REQUEST
Report, as a bare number, how many lines hold "battery".

# start of DATASET ROWS

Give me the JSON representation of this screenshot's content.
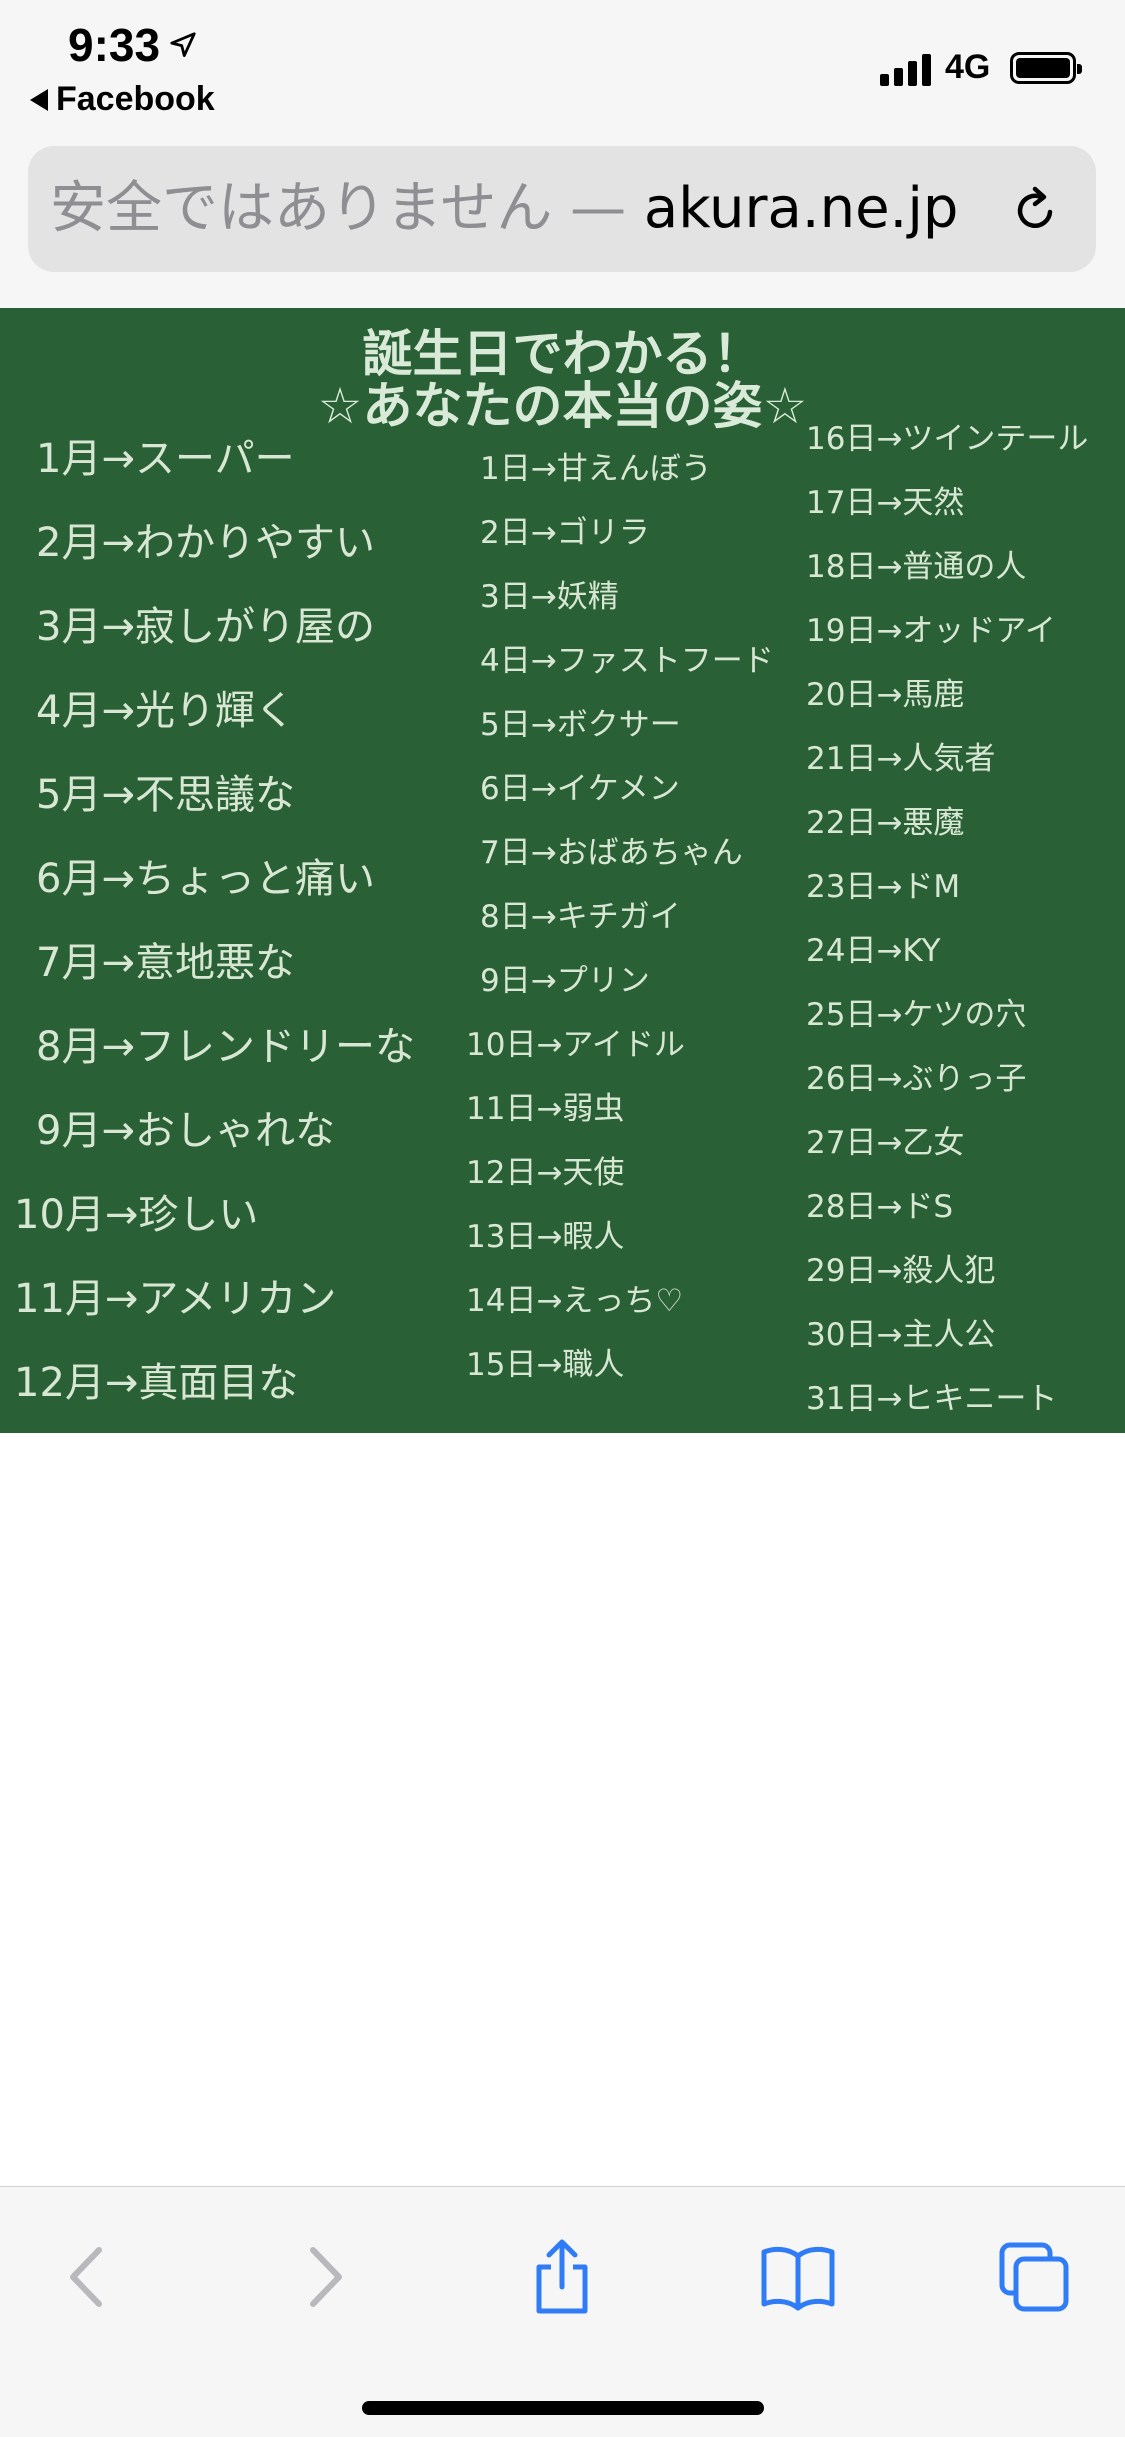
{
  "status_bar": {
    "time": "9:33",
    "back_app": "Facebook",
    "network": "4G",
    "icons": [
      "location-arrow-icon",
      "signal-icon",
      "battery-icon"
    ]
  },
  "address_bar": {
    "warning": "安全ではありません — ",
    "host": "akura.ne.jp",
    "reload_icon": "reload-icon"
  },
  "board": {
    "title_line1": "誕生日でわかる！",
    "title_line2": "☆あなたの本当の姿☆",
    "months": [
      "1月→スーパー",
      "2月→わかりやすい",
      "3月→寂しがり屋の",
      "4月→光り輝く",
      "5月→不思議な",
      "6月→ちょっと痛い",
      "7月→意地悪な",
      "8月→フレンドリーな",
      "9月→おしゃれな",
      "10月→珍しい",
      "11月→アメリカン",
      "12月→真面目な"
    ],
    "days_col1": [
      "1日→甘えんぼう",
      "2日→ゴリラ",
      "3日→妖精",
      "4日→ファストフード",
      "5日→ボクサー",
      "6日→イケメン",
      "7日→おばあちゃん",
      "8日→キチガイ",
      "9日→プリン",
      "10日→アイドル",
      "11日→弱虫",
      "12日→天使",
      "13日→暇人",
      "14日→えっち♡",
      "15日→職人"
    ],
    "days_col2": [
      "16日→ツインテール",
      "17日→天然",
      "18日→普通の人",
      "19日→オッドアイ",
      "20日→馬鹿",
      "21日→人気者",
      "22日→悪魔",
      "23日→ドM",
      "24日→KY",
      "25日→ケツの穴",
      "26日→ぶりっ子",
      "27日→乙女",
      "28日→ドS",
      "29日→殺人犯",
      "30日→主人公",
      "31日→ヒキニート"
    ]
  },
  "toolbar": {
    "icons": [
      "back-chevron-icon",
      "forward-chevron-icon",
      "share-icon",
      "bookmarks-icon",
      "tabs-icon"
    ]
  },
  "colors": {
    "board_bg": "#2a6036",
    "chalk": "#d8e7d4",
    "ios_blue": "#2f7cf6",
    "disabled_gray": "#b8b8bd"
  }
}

# end of DATASET ROWS
# start of DATASET ROWS

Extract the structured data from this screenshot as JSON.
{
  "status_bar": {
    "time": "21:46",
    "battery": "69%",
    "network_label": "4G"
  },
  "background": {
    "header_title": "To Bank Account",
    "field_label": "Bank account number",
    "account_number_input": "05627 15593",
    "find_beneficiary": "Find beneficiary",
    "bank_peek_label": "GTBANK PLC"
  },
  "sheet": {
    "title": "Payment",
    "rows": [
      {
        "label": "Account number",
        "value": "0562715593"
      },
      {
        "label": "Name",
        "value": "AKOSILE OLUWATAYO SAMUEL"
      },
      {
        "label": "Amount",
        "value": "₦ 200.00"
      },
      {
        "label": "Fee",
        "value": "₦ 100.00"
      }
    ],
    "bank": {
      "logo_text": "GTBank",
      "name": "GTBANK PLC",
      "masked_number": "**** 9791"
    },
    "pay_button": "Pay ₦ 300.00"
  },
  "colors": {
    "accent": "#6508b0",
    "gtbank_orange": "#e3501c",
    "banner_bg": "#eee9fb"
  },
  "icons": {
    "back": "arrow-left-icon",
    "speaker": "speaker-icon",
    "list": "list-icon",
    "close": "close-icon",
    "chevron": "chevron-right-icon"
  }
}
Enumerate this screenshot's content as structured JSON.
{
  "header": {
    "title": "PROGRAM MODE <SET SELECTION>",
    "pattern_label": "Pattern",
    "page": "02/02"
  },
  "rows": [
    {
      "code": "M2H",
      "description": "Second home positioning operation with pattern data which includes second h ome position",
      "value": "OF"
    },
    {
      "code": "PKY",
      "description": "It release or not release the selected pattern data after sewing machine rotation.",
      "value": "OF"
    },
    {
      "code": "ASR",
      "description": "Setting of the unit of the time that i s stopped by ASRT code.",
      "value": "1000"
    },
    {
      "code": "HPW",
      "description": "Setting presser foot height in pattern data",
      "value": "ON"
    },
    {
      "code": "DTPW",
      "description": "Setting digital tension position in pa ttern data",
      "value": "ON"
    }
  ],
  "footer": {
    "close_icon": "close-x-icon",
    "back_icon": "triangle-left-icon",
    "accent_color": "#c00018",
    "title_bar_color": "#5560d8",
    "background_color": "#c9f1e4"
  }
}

# end of DATASET ROWS
# start of DATASET ROWS

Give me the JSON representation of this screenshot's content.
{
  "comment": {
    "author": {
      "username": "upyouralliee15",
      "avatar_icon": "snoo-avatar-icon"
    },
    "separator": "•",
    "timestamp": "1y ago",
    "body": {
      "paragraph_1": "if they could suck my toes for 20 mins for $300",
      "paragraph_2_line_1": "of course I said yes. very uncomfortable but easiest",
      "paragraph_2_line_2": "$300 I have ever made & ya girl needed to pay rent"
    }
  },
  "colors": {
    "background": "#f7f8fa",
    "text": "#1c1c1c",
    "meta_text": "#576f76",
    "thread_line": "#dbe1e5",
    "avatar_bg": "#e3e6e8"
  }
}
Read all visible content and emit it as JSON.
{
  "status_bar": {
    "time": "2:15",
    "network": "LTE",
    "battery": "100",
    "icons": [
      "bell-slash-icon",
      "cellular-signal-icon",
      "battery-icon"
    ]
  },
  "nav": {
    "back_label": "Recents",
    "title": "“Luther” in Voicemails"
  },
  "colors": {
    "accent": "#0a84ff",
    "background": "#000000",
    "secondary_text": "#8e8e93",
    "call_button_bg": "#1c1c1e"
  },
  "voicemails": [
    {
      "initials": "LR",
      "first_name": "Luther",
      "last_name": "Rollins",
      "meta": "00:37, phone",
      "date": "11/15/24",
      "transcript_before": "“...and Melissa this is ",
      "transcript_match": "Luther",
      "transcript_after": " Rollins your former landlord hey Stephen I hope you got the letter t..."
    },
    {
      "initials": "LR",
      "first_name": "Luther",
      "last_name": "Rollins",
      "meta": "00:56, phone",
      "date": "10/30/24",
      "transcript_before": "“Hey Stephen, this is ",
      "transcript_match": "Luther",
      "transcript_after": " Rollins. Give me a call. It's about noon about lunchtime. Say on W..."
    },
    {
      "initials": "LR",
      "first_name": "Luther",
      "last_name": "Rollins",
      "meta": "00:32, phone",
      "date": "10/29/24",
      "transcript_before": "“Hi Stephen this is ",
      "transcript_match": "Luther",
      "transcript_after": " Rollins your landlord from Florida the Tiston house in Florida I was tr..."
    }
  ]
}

# end of DATASET ROWS

RESPONSE TO THE EXERCISE
4